#### Instruction:
Count every line in the entries that follow where the word "JSON" appears, then state only the total.

— Begin Data in this exercise —

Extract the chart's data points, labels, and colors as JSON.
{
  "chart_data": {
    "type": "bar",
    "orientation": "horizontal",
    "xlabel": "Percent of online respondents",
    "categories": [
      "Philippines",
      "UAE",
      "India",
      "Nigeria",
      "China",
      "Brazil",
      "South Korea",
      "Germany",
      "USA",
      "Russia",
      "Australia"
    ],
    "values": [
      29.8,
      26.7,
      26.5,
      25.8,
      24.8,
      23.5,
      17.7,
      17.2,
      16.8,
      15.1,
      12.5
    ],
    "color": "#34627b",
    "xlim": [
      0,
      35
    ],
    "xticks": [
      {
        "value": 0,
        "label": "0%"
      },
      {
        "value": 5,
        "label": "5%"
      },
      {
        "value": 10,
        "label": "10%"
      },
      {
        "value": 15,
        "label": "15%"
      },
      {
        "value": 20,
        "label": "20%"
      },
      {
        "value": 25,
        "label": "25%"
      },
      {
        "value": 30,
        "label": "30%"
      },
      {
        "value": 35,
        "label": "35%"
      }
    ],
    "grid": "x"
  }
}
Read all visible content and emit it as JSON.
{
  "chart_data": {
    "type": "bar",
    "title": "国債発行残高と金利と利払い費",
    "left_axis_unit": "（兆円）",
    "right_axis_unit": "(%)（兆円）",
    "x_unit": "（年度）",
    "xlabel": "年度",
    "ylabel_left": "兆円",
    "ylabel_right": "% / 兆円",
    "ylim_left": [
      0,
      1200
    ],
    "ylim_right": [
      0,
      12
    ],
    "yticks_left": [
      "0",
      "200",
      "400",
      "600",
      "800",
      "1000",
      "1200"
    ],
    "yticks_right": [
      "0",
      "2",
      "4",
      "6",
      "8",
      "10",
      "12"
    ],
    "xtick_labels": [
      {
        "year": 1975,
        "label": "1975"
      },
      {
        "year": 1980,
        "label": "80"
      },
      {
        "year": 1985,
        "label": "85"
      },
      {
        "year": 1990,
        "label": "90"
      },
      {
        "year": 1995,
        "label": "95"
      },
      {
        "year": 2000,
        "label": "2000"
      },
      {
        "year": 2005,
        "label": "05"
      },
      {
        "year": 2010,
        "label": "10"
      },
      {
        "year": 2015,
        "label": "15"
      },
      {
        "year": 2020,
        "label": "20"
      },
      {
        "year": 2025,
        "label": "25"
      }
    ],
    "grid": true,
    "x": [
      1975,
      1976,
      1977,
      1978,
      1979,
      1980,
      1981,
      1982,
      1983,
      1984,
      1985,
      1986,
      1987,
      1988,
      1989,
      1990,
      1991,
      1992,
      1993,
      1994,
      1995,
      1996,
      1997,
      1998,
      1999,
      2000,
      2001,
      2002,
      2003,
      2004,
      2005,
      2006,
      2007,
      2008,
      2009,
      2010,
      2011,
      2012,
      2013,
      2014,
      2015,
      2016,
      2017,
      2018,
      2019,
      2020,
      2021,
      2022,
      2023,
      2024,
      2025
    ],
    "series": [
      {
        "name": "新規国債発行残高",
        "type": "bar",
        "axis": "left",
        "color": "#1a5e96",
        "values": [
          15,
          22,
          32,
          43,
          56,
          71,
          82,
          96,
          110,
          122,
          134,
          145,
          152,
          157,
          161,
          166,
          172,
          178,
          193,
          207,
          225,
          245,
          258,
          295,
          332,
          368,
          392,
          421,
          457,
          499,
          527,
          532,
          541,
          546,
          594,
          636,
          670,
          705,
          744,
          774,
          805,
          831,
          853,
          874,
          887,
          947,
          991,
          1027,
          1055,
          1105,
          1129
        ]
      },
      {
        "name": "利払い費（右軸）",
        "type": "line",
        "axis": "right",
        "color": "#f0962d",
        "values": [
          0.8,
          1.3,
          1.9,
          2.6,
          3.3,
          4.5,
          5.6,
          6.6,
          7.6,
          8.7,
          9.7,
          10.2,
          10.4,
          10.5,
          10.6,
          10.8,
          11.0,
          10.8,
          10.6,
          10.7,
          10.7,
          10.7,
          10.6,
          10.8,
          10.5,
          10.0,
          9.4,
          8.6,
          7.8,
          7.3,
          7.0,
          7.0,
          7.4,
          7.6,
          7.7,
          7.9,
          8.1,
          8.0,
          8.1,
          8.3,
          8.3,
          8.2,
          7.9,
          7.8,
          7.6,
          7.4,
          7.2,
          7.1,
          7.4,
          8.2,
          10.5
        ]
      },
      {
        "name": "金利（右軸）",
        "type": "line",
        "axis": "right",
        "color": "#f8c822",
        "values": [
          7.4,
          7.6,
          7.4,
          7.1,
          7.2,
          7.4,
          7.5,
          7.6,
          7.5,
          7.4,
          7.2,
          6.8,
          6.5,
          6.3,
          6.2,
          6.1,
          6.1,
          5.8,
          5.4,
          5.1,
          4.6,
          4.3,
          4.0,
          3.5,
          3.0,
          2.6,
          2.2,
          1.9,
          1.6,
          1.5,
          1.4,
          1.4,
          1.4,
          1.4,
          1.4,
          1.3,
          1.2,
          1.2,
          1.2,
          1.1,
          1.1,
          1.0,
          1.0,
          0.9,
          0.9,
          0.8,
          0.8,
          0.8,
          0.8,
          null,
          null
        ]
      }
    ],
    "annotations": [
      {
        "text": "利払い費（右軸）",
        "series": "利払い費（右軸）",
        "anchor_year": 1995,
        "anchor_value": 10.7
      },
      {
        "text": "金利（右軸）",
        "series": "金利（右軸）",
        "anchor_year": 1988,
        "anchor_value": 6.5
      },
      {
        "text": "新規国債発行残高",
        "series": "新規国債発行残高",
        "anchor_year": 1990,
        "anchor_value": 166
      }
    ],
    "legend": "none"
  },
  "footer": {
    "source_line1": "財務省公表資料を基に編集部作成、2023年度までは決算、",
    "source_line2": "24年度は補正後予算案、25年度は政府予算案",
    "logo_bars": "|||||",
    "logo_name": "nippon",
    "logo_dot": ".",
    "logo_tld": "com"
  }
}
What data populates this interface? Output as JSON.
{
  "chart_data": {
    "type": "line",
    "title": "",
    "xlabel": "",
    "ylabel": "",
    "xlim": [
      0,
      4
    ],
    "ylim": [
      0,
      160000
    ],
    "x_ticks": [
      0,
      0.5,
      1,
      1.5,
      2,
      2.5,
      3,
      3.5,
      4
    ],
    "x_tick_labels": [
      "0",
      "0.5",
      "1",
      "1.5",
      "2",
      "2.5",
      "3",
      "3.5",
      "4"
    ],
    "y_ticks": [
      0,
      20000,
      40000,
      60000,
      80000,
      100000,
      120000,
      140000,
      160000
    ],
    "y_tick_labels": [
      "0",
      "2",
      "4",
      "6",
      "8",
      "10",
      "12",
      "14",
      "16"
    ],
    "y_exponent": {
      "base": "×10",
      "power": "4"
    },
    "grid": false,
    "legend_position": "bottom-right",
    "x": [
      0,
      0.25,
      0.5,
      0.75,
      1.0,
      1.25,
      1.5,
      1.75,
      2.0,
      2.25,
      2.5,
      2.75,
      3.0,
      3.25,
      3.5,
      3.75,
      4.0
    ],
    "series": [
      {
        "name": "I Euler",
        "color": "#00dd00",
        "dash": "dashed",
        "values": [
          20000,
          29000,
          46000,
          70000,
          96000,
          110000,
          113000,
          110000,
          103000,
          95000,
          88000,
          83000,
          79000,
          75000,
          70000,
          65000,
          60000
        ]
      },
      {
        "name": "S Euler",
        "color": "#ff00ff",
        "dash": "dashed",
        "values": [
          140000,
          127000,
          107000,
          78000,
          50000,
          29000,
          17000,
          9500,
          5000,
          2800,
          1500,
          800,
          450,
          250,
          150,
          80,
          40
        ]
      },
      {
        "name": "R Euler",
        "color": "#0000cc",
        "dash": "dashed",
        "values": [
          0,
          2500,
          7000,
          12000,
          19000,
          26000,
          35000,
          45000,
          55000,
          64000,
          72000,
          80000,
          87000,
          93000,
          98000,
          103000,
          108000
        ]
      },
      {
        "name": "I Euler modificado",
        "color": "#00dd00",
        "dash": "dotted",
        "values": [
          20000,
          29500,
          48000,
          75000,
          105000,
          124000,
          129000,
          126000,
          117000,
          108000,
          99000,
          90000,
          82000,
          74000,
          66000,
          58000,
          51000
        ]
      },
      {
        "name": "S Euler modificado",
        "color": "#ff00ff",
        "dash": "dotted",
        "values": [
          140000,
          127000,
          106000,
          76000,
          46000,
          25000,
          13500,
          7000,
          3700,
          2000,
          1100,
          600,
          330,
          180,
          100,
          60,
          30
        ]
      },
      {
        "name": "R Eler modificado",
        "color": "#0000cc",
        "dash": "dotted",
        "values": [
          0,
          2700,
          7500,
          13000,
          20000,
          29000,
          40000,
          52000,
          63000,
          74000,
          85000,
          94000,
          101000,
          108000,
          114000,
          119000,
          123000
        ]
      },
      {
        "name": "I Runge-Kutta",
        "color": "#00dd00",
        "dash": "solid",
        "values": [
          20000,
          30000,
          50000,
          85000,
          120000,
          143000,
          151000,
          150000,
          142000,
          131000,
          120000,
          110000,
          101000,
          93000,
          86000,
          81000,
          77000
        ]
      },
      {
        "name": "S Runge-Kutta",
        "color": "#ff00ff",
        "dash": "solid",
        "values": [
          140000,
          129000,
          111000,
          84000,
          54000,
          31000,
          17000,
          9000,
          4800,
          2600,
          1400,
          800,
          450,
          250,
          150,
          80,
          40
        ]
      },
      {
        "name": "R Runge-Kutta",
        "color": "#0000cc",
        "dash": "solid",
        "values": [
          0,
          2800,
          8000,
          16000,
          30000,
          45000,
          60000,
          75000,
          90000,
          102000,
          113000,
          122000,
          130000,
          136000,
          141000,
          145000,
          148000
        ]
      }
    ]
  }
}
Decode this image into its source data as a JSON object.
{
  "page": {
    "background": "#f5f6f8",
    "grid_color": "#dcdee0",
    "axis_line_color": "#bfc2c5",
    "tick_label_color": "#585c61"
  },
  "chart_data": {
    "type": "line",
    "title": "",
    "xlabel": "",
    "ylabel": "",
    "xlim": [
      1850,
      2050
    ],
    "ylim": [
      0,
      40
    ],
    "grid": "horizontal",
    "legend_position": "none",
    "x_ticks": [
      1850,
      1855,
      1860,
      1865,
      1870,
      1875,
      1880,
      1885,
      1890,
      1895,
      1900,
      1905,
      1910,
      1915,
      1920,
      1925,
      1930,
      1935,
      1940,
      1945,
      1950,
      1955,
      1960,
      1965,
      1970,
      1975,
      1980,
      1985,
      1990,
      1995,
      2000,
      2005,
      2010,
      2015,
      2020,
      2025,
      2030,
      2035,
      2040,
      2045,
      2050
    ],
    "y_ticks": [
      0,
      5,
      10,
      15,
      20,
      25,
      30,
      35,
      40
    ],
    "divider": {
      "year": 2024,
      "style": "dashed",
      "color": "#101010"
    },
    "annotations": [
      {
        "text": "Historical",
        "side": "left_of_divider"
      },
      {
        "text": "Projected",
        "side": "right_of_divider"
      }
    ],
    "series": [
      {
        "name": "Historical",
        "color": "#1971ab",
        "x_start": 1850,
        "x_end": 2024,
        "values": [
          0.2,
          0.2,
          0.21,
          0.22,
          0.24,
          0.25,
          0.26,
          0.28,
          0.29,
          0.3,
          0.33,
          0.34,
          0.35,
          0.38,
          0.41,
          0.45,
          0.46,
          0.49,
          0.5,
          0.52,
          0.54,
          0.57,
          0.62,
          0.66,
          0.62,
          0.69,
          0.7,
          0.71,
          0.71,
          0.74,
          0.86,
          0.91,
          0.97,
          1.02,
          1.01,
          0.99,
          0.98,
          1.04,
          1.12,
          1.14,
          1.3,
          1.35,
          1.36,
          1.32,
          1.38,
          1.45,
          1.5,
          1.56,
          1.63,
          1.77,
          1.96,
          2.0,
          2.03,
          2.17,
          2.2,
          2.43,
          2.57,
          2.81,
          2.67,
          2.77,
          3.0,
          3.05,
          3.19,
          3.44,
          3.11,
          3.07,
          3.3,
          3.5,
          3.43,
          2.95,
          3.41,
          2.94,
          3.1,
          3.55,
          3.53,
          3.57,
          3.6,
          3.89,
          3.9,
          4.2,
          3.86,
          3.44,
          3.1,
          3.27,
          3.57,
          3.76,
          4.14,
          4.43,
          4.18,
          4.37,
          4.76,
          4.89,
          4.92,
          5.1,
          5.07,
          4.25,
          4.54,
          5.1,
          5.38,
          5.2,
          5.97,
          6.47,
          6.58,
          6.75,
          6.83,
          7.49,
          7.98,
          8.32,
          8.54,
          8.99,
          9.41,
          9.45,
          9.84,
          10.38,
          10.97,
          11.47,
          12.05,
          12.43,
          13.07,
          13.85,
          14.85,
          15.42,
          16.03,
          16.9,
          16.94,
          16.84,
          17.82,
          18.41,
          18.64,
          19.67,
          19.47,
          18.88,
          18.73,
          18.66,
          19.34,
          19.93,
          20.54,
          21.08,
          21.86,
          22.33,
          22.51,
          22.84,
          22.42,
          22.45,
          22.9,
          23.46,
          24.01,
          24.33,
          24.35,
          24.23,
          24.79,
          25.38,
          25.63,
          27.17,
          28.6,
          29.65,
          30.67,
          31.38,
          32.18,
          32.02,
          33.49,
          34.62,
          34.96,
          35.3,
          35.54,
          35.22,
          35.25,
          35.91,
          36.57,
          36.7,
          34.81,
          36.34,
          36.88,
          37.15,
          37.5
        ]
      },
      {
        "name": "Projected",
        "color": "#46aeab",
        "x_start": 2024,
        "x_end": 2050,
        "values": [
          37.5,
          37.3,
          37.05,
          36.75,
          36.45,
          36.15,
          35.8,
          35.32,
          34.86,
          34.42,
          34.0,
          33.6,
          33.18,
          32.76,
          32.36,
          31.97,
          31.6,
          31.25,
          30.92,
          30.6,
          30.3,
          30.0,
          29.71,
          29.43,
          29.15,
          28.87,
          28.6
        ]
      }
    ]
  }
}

— End Data in this exercise —

#### The completed task:
4